What needs to be done: Reproduce every line of the records below without any change, but leave out the pictures.
===== Dataset rows
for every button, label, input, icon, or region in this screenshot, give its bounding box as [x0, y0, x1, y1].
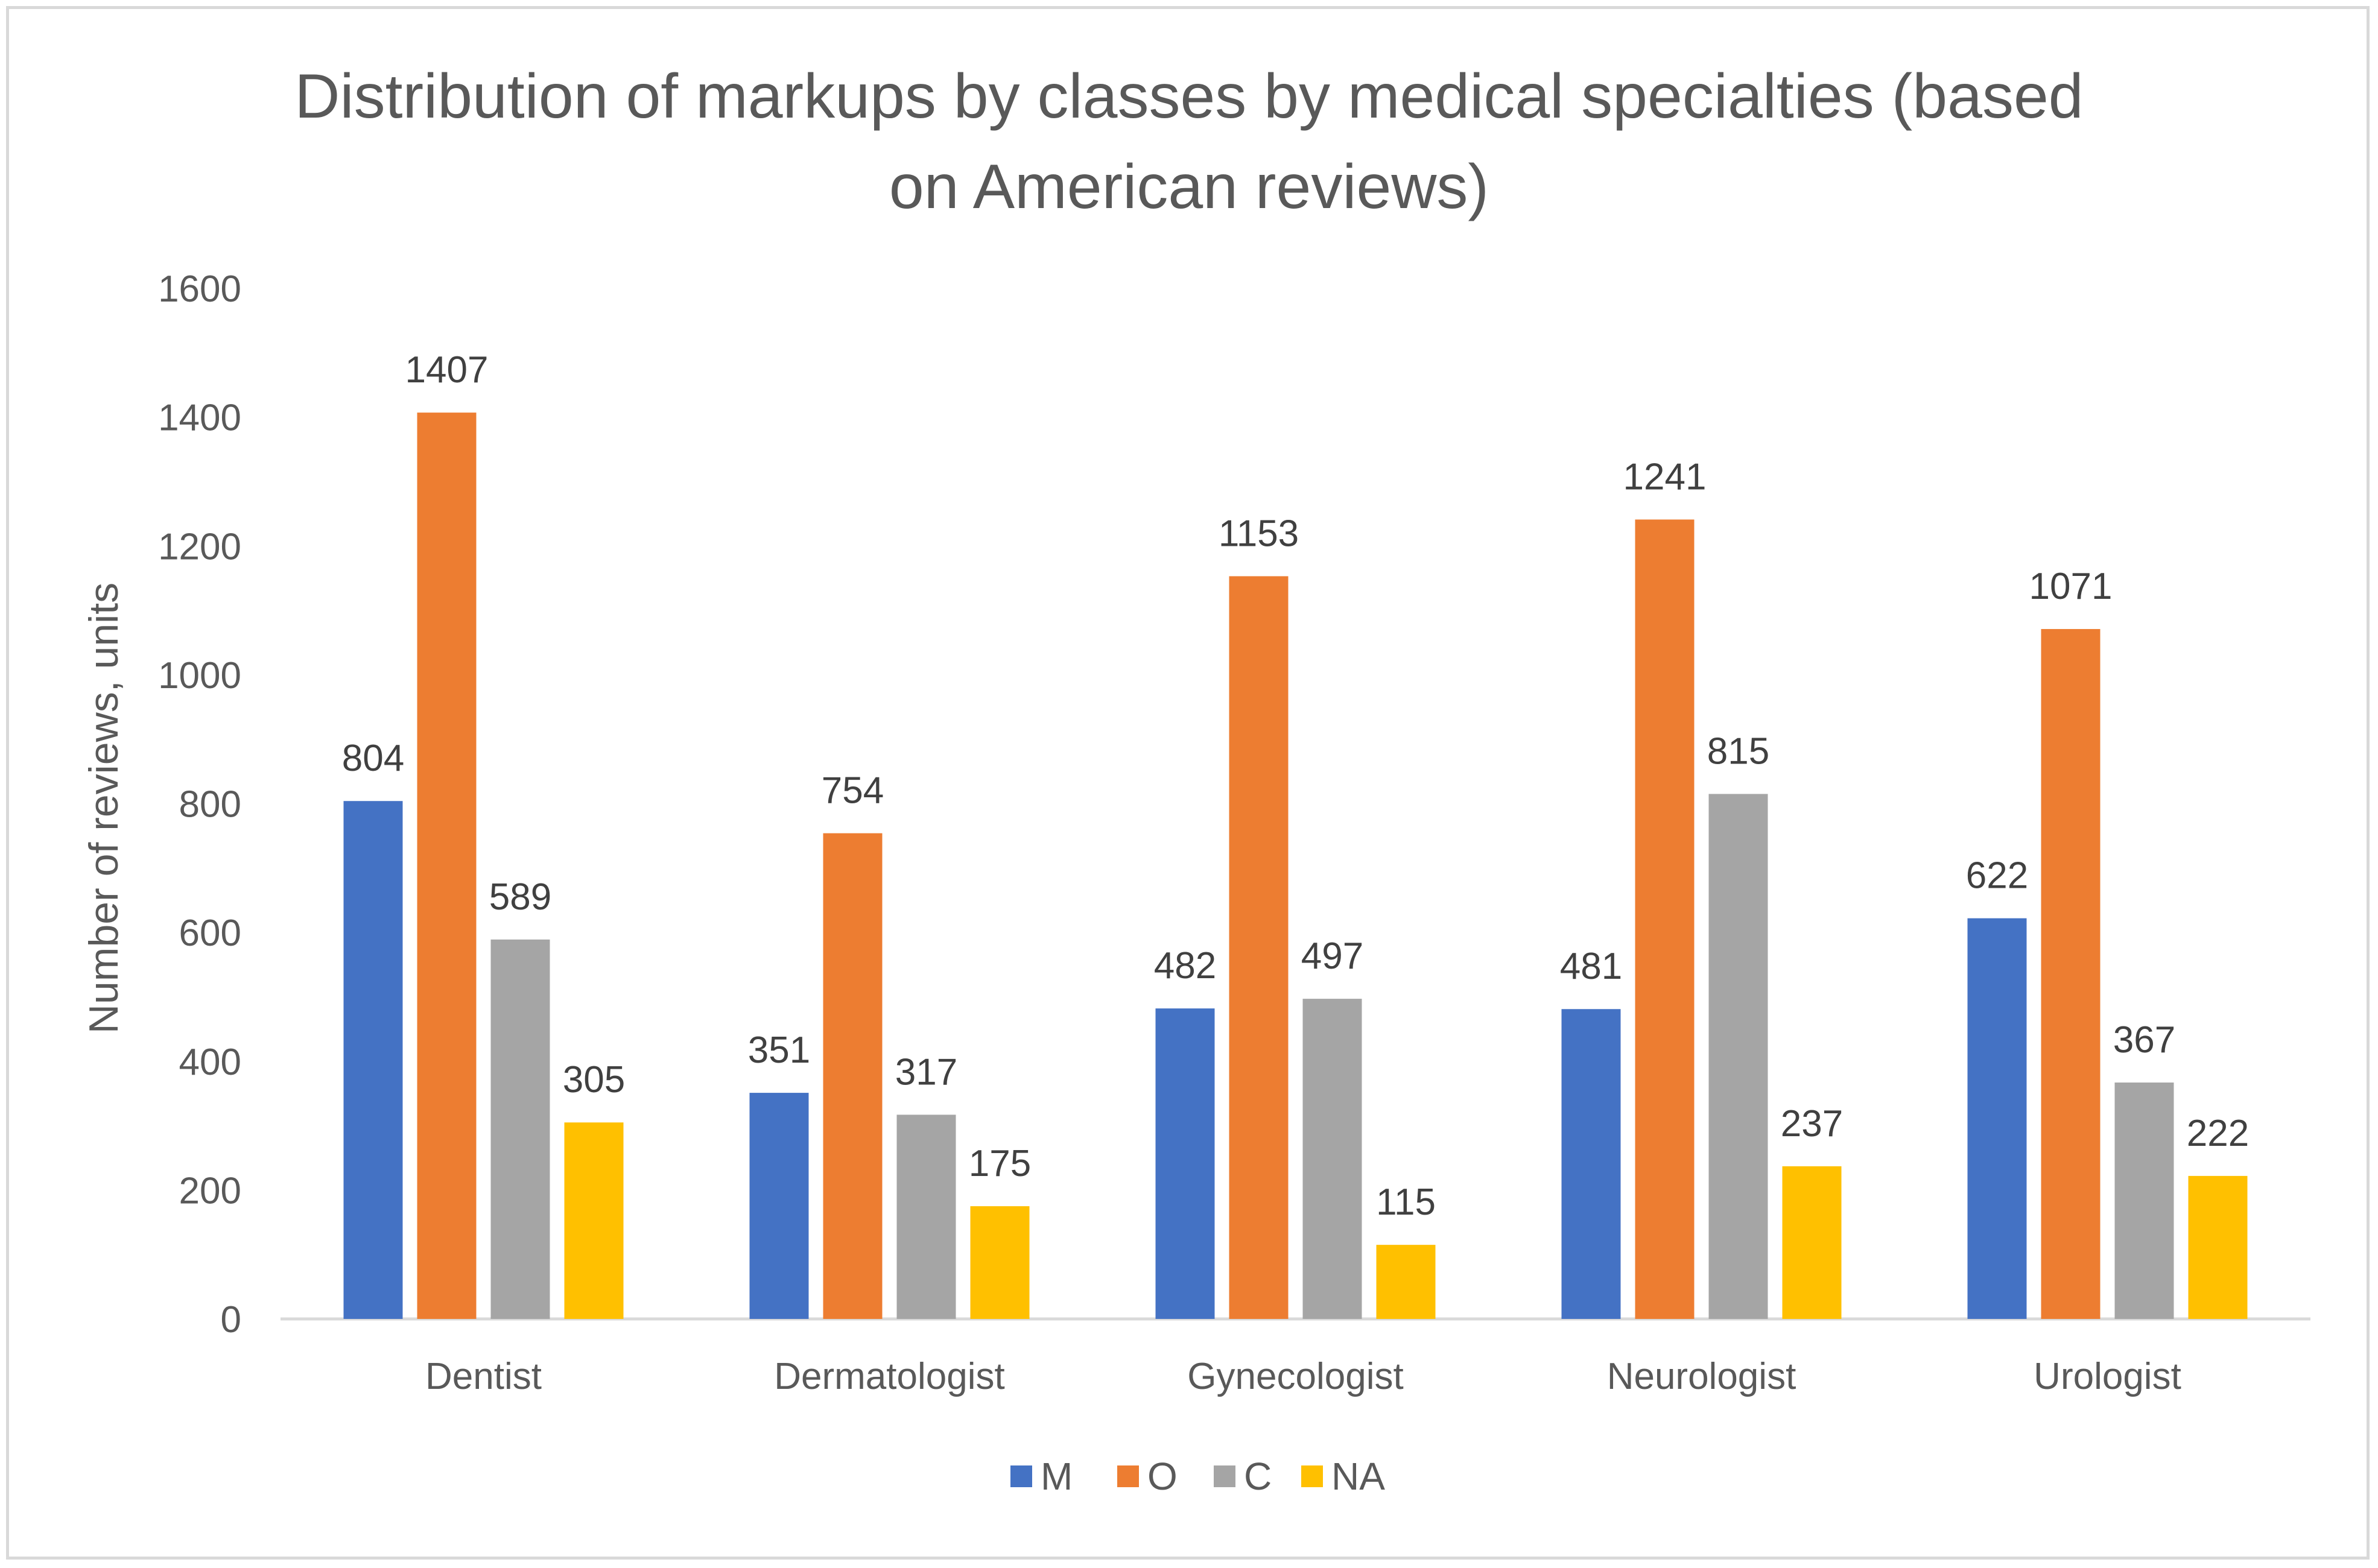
data-label: 317 — [895, 1051, 957, 1093]
data-label: 622 — [1966, 855, 2028, 897]
data-label: 1241 — [1623, 456, 1707, 498]
data-label: 237 — [1781, 1103, 1843, 1145]
data-label: 481 — [1560, 946, 1622, 987]
bar-o-dermatologist — [823, 833, 883, 1319]
x-category-label: Neurologist — [1607, 1356, 1796, 1397]
x-category-label: Dermatologist — [774, 1356, 1004, 1397]
y-tick-label: 1000 — [158, 655, 241, 697]
x-category-label: Dentist — [425, 1356, 542, 1397]
bar-m-dermatologist — [749, 1093, 809, 1319]
legend-label-m: M — [1041, 1455, 1073, 1498]
data-label: 305 — [563, 1059, 625, 1101]
data-label: 351 — [748, 1029, 810, 1071]
data-label: 1153 — [1219, 513, 1299, 554]
legend-label-o: O — [1147, 1455, 1178, 1498]
data-label: 1407 — [405, 349, 489, 391]
y-tick-label: 600 — [179, 912, 241, 954]
data-label: 482 — [1154, 945, 1216, 987]
data-label: 175 — [969, 1143, 1031, 1184]
x-axis-categories: Dentist Dermatologist Gynecologist Neurolog… — [425, 1356, 2181, 1397]
bar-na-dentist — [564, 1122, 624, 1319]
data-label: 815 — [1707, 730, 1769, 772]
bar-c-urologist — [2114, 1082, 2174, 1319]
y-axis-ticks: 0 200 400 600 800 1000 1200 1400 1600 — [158, 268, 241, 1341]
y-tick-label: 0 — [221, 1299, 241, 1341]
legend-swatch-o — [1117, 1465, 1139, 1487]
chart-title: Distribution of markups by classes by me… — [294, 62, 2083, 222]
chart-title-line-2: on American reviews) — [889, 152, 1489, 222]
y-tick-label: 1200 — [158, 526, 241, 567]
data-label: 804 — [342, 738, 404, 779]
bar-c-dermatologist — [896, 1114, 956, 1319]
bar-c-neurologist — [1708, 794, 1768, 1319]
data-label: 589 — [489, 876, 551, 918]
bar-m-dentist — [343, 801, 403, 1319]
y-tick-label: 1600 — [158, 268, 241, 310]
x-category-label: Gynecologist — [1187, 1356, 1403, 1397]
legend: M O C NA — [1010, 1455, 1385, 1498]
y-tick-label: 400 — [179, 1042, 241, 1083]
bar-na-urologist — [2188, 1175, 2248, 1319]
data-label: 222 — [2187, 1113, 2249, 1154]
legend-label-c: C — [1244, 1455, 1272, 1498]
data-label: 1071 — [2029, 566, 2113, 607]
bar-o-dentist — [417, 413, 477, 1319]
x-category-label: Urologist — [2034, 1356, 2181, 1397]
bar-na-neurologist — [1782, 1166, 1842, 1319]
y-tick-label: 800 — [179, 784, 241, 826]
bar-na-dermatologist — [970, 1206, 1030, 1319]
bar-m-urologist — [1967, 918, 2027, 1319]
bar-c-gynecologist — [1302, 999, 1362, 1319]
bars — [343, 413, 2248, 1320]
bar-m-gynecologist — [1155, 1008, 1215, 1319]
y-tick-label: 1400 — [158, 397, 241, 439]
legend-swatch-m — [1010, 1465, 1032, 1487]
bar-o-gynecologist — [1229, 576, 1289, 1319]
data-labels: 804 1407 589 305 351 754 317 175 482 1153 497 115 48… — [342, 349, 2249, 1223]
data-label: 115 — [1376, 1181, 1436, 1223]
legend-swatch-na — [1301, 1465, 1323, 1487]
bar-c-dentist — [490, 939, 550, 1319]
legend-label-na: NA — [1331, 1455, 1385, 1498]
bar-m-neurologist — [1561, 1009, 1621, 1319]
legend-swatch-c — [1214, 1465, 1235, 1487]
bar-na-gynecologist — [1376, 1245, 1436, 1319]
data-label: 367 — [2113, 1019, 2175, 1061]
data-label: 754 — [822, 770, 884, 812]
chart-title-line-1: Distribution of markups by classes by me… — [294, 62, 2083, 131]
y-axis-label: Number of reviews, units — [81, 583, 127, 1034]
y-tick-label: 200 — [179, 1170, 241, 1212]
data-label: 497 — [1301, 935, 1363, 977]
bar-o-urologist — [2041, 629, 2101, 1319]
bar-o-neurologist — [1635, 519, 1695, 1320]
==========
Result below:
for every button, label, input, icon, or region in this screenshot, give its bounding box as [x0, y0, x1, y1].
data-label: 317 — [895, 1051, 957, 1093]
data-label: 622 — [1966, 855, 2028, 897]
data-label: 1241 — [1623, 456, 1707, 498]
data-label: 237 — [1781, 1103, 1843, 1145]
data-label: 481 — [1560, 946, 1622, 987]
bar-o-dermatologist — [823, 833, 883, 1319]
x-category-label: Neurologist — [1607, 1356, 1796, 1397]
x-category-label: Dermatologist — [774, 1356, 1004, 1397]
y-tick-label: 1000 — [158, 655, 241, 697]
x-category-label: Dentist — [425, 1356, 542, 1397]
bar-m-dermatologist — [749, 1093, 809, 1319]
legend-label-m: M — [1041, 1455, 1073, 1498]
data-label: 305 — [563, 1059, 625, 1101]
data-label: 351 — [748, 1029, 810, 1071]
data-label: 1153 — [1219, 513, 1299, 554]
legend-label-o: O — [1147, 1455, 1178, 1498]
data-label: 1407 — [405, 349, 489, 391]
y-tick-label: 600 — [179, 912, 241, 954]
data-label: 482 — [1154, 945, 1216, 987]
data-label: 175 — [969, 1143, 1031, 1184]
x-axis-categories: Dentist Dermatologist Gynecologist Neurolog… — [425, 1356, 2181, 1397]
bar-na-dentist — [564, 1122, 624, 1319]
data-label: 815 — [1707, 730, 1769, 772]
bar-c-urologist — [2114, 1082, 2174, 1319]
y-axis-ticks: 0 200 400 600 800 1000 1200 1400 1600 — [158, 268, 241, 1341]
y-tick-label: 0 — [221, 1299, 241, 1341]
legend-swatch-o — [1117, 1465, 1139, 1487]
chart-title: Distribution of markups by classes by me… — [294, 62, 2083, 222]
chart-title-line-2: on American reviews) — [889, 152, 1489, 222]
y-tick-label: 1200 — [158, 526, 241, 567]
data-label: 804 — [342, 738, 404, 779]
bar-c-dermatologist — [896, 1114, 956, 1319]
bar-c-neurologist — [1708, 794, 1768, 1319]
data-label: 589 — [489, 876, 551, 918]
bar-m-dentist — [343, 801, 403, 1319]
y-tick-label: 1600 — [158, 268, 241, 310]
x-category-label: Gynecologist — [1187, 1356, 1403, 1397]
legend: M O C NA — [1010, 1455, 1385, 1498]
y-tick-label: 400 — [179, 1042, 241, 1083]
bar-na-urologist — [2188, 1175, 2248, 1319]
data-label: 222 — [2187, 1113, 2249, 1154]
legend-label-c: C — [1244, 1455, 1272, 1498]
data-label: 1071 — [2029, 566, 2113, 607]
bar-o-dentist — [417, 413, 477, 1319]
x-category-label: Urologist — [2034, 1356, 2181, 1397]
bar-na-neurologist — [1782, 1166, 1842, 1319]
y-tick-label: 800 — [179, 784, 241, 826]
bar-na-dermatologist — [970, 1206, 1030, 1319]
bar-m-urologist — [1967, 918, 2027, 1319]
bar-c-gynecologist — [1302, 999, 1362, 1319]
bars — [343, 413, 2248, 1320]
bar-m-gynecologist — [1155, 1008, 1215, 1319]
y-tick-label: 1400 — [158, 397, 241, 439]
legend-swatch-m — [1010, 1465, 1032, 1487]
bar-o-gynecologist — [1229, 576, 1289, 1319]
data-labels: 804 1407 589 305 351 754 317 175 482 1153 497 115 48… — [342, 349, 2249, 1223]
data-label: 115 — [1376, 1181, 1436, 1223]
legend-swatch-na — [1301, 1465, 1323, 1487]
bar-c-dentist — [490, 939, 550, 1319]
legend-label-na: NA — [1331, 1455, 1385, 1498]
bar-m-neurologist — [1561, 1009, 1621, 1319]
legend-swatch-c — [1214, 1465, 1235, 1487]
bar-na-gynecologist — [1376, 1245, 1436, 1319]
data-label: 367 — [2113, 1019, 2175, 1061]
data-label: 754 — [822, 770, 884, 812]
chart-title-line-1: Distribution of markups by classes by me… — [294, 62, 2083, 131]
y-axis-label: Number of reviews, units — [81, 583, 127, 1034]
y-tick-label: 200 — [179, 1170, 241, 1212]
data-label: 497 — [1301, 935, 1363, 977]
bar-o-urologist — [2041, 629, 2101, 1319]
bar-o-neurologist — [1635, 519, 1695, 1320]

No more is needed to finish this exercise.